• YOUR ASSIGNMENT: Everything in the listing below needs to be returned word for word.

..............................

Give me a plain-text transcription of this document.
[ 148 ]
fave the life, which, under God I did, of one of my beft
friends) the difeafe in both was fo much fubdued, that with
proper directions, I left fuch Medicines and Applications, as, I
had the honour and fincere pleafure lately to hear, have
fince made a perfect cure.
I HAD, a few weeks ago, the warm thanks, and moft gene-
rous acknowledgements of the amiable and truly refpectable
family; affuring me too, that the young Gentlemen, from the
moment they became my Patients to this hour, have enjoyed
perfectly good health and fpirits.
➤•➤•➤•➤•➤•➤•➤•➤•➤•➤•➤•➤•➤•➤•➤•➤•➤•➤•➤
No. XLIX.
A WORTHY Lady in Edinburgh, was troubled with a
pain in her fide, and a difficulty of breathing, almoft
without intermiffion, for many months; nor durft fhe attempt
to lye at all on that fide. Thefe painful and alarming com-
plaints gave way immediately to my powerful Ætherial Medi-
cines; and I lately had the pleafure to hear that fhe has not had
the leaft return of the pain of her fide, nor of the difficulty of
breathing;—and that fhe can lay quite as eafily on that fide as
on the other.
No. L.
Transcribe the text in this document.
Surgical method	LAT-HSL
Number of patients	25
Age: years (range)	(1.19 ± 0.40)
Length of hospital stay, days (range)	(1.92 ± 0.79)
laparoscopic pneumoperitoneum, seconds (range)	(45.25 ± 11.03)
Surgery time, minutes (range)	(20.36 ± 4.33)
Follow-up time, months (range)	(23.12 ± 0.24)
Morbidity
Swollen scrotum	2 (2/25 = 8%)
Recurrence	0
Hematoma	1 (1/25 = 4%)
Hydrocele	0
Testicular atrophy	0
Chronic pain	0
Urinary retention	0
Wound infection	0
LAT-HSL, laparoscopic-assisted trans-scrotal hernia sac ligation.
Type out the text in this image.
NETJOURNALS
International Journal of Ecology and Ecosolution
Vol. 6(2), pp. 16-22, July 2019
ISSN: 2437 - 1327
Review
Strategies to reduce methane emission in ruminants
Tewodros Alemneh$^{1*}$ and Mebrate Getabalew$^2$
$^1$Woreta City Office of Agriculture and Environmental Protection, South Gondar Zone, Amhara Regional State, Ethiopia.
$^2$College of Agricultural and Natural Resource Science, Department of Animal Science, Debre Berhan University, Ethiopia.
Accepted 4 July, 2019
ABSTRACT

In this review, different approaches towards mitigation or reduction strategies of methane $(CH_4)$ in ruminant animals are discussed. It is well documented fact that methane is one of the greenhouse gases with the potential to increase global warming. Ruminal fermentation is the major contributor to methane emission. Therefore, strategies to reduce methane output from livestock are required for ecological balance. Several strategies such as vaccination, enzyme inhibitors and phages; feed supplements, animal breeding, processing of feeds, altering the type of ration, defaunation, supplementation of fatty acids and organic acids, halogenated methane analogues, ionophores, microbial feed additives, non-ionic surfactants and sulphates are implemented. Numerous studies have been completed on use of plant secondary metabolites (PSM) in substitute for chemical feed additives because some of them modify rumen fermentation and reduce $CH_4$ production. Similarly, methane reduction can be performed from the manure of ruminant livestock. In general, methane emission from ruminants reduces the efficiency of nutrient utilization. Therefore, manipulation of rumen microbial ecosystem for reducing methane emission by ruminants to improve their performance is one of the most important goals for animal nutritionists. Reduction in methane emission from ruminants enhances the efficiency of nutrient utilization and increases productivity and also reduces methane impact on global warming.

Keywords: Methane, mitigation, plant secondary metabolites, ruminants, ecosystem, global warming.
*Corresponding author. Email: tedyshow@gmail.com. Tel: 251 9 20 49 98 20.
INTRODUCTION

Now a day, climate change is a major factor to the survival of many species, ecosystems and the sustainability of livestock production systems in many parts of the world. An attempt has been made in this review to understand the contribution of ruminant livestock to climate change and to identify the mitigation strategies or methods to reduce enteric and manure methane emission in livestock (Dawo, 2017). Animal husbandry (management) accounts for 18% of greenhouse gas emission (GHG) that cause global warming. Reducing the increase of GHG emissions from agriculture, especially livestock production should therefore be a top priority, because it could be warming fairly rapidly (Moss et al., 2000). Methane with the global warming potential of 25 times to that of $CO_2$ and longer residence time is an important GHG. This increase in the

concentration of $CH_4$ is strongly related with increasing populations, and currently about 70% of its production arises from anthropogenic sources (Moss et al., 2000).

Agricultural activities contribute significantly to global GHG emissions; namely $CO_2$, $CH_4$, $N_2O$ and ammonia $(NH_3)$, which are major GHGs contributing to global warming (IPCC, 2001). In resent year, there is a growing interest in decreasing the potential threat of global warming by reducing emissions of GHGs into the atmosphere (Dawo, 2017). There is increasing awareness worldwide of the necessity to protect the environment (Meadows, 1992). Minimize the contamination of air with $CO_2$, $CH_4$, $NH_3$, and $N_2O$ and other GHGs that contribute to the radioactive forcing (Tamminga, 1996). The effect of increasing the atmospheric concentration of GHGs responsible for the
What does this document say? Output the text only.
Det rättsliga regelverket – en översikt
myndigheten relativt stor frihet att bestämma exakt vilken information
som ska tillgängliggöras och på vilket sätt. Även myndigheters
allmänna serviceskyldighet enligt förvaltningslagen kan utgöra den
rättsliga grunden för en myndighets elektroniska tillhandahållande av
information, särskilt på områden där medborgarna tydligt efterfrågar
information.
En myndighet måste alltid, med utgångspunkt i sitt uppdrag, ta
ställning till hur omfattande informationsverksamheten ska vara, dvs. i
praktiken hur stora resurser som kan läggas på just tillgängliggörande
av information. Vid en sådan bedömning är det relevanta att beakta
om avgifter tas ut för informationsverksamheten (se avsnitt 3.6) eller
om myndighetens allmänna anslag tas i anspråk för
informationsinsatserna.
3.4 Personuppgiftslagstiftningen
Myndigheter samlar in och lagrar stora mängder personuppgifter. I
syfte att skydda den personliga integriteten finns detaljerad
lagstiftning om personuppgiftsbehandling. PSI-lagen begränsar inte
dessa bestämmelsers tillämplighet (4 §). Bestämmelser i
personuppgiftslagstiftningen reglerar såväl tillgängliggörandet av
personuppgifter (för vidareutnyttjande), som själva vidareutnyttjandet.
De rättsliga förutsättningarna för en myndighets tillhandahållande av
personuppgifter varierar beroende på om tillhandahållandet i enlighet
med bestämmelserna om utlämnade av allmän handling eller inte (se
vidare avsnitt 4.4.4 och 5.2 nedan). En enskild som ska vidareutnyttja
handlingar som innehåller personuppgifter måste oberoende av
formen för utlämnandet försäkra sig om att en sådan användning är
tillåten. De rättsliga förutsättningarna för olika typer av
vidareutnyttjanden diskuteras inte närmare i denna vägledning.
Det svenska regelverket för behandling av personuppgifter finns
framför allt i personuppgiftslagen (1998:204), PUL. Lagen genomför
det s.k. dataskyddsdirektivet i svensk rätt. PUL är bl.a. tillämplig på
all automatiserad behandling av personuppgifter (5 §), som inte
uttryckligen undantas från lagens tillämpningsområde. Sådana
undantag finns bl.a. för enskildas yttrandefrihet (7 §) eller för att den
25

..............................

• EXERCISE OUTPUT:
Give me a plain-text transcription of this document.
[ 148 ]
fave the life, which, under God I did, of one of my beft
friends) the difeafe in both was fo much fubdued, that with
proper directions, I left fuch Medicines and Applications, as, I
had the honour and fincere pleafure lately to hear, have
fince made a perfect cure.
I HAD, a few weeks ago, the warm thanks, and moft gene-
rous acknowledgements of the amiable and truly refpectable
family; affuring me too, that the young Gentlemen, from the
moment they became my Patients to this hour, have enjoyed
perfectly good health and fpirits.
➤•➤•➤•➤•➤•➤•➤•➤•➤•➤•➤•➤•➤•➤•➤•➤•➤•➤•➤
No. XLIX.
A WORTHY Lady in Edinburgh, was troubled with a
pain in her fide, and a difficulty of breathing, almoft
without intermiffion, for many months; nor durft fhe attempt
to lye at all on that fide. Thefe painful and alarming com-
plaints gave way immediately to my powerful Ætherial Medi-
cines; and I lately had the pleafure to hear that fhe has not had
the leaft return of the pain of her fide, nor of the difficulty of
breathing;—and that fhe can lay quite as eafily on that fide as
on the other.
No. L.
Transcribe the text in this document.
Surgical method	LAT-HSL
Number of patients	25
Age: years (range)	(1.19 ± 0.40)
Length of hospital stay, days (range)	(1.92 ± 0.79)
laparoscopic pneumoperitoneum, seconds (range)	(45.25 ± 11.03)
Surgery time, minutes (range)	(20.36 ± 4.33)
Follow-up time, months (range)	(23.12 ± 0.24)
Morbidity
Swollen scrotum	2 (2/25 = 8%)
Recurrence	0
Hematoma	1 (1/25 = 4%)
Hydrocele	0
Testicular atrophy	0
Chronic pain	0
Urinary retention	0
Wound infection	0
LAT-HSL, laparoscopic-assisted trans-scrotal hernia sac ligation.
Type out the text in this image.
NETJOURNALS
International Journal of Ecology and Ecosolution
Vol. 6(2), pp. 16-22, July 2019
ISSN: 2437 - 1327
Review
Strategies to reduce methane emission in ruminants
Tewodros Alemneh$^{1*}$ and Mebrate Getabalew$^2$
$^1$Woreta City Office of Agriculture and Environmental Protection, South Gondar Zone, Amhara Regional State, Ethiopia.
$^2$College of Agricultural and Natural Resource Science, Department of Animal Science, Debre Berhan University, Ethiopia.
Accepted 4 July, 2019
ABSTRACT

In this review, different approaches towards mitigation or reduction strategies of methane $(CH_4)$ in ruminant animals are discussed. It is well documented fact that methane is one of the greenhouse gases with the potential to increase global warming. Ruminal fermentation is the major contributor to methane emission. Therefore, strategies to reduce methane output from livestock are required for ecological balance. Several strategies such as vaccination, enzyme inhibitors and phages; feed supplements, animal breeding, processing of feeds, altering the type of ration, defaunation, supplementation of fatty acids and organic acids, halogenated methane analogues, ionophores, microbial feed additives, non-ionic surfactants and sulphates are implemented. Numerous studies have been completed on use of plant secondary metabolites (PSM) in substitute for chemical feed additives because some of them modify rumen fermentation and reduce $CH_4$ production. Similarly, methane reduction can be performed from the manure of ruminant livestock. In general, methane emission from ruminants reduces the efficiency of nutrient utilization. Therefore, manipulation of rumen microbial ecosystem for reducing methane emission by ruminants to improve their performance is one of the most important goals for animal nutritionists. Reduction in methane emission from ruminants enhances the efficiency of nutrient utilization and increases productivity and also reduces methane impact on global warming.

Keywords: Methane, mitigation, plant secondary metabolites, ruminants, ecosystem, global warming.
*Corresponding author. Email: tedyshow@gmail.com. Tel: 251 9 20 49 98 20.
INTRODUCTION

Now a day, climate change is a major factor to the survival of many species, ecosystems and the sustainability of livestock production systems in many parts of the world. An attempt has been made in this review to understand the contribution of ruminant livestock to climate change and to identify the mitigation strategies or methods to reduce enteric and manure methane emission in livestock (Dawo, 2017). Animal husbandry (management) accounts for 18% of greenhouse gas emission (GHG) that cause global warming. Reducing the increase of GHG emissions from agriculture, especially livestock production should therefore be a top priority, because it could be warming fairly rapidly (Moss et al., 2000). Methane with the global warming potential of 25 times to that of $CO_2$ and longer residence time is an important GHG. This increase in the

concentration of $CH_4$ is strongly related with increasing populations, and currently about 70% of its production arises from anthropogenic sources (Moss et al., 2000).

Agricultural activities contribute significantly to global GHG emissions; namely $CO_2$, $CH_4$, $N_2O$ and ammonia $(NH_3)$, which are major GHGs contributing to global warming (IPCC, 2001). In resent year, there is a growing interest in decreasing the potential threat of global warming by reducing emissions of GHGs into the atmosphere (Dawo, 2017). There is increasing awareness worldwide of the necessity to protect the environment (Meadows, 1992). Minimize the contamination of air with $CO_2$, $CH_4$, $NH_3$, and $N_2O$ and other GHGs that contribute to the radioactive forcing (Tamminga, 1996). The effect of increasing the atmospheric concentration of GHGs responsible for the
What does this document say? Output the text only.
Det rättsliga regelverket – en översikt
myndigheten relativt stor frihet att bestämma exakt vilken information
som ska tillgängliggöras och på vilket sätt. Även myndigheters
allmänna serviceskyldighet enligt förvaltningslagen kan utgöra den
rättsliga grunden för en myndighets elektroniska tillhandahållande av
information, särskilt på områden där medborgarna tydligt efterfrågar
information.
En myndighet måste alltid, med utgångspunkt i sitt uppdrag, ta
ställning till hur omfattande informationsverksamheten ska vara, dvs. i
praktiken hur stora resurser som kan läggas på just tillgängliggörande
av information. Vid en sådan bedömning är det relevanta att beakta
om avgifter tas ut för informationsverksamheten (se avsnitt 3.6) eller
om myndighetens allmänna anslag tas i anspråk för
informationsinsatserna.
3.4 Personuppgiftslagstiftningen
Myndigheter samlar in och lagrar stora mängder personuppgifter. I
syfte att skydda den personliga integriteten finns detaljerad
lagstiftning om personuppgiftsbehandling. PSI-lagen begränsar inte
dessa bestämmelsers tillämplighet (4 §). Bestämmelser i
personuppgiftslagstiftningen reglerar såväl tillgängliggörandet av
personuppgifter (för vidareutnyttjande), som själva vidareutnyttjandet.
De rättsliga förutsättningarna för en myndighets tillhandahållande av
personuppgifter varierar beroende på om tillhandahållandet i enlighet
med bestämmelserna om utlämnade av allmän handling eller inte (se
vidare avsnitt 4.4.4 och 5.2 nedan). En enskild som ska vidareutnyttja
handlingar som innehåller personuppgifter måste oberoende av
formen för utlämnandet försäkra sig om att en sådan användning är
tillåten. De rättsliga förutsättningarna för olika typer av
vidareutnyttjanden diskuteras inte närmare i denna vägledning.
Det svenska regelverket för behandling av personuppgifter finns
framför allt i personuppgiftslagen (1998:204), PUL. Lagen genomför
det s.k. dataskyddsdirektivet i svensk rätt. PUL är bl.a. tillämplig på
all automatiserad behandling av personuppgifter (5 §), som inte
uttryckligen undantas från lagens tillämpningsområde. Sådana
undantag finns bl.a. för enskildas yttrandefrihet (7 §) eller för att den
25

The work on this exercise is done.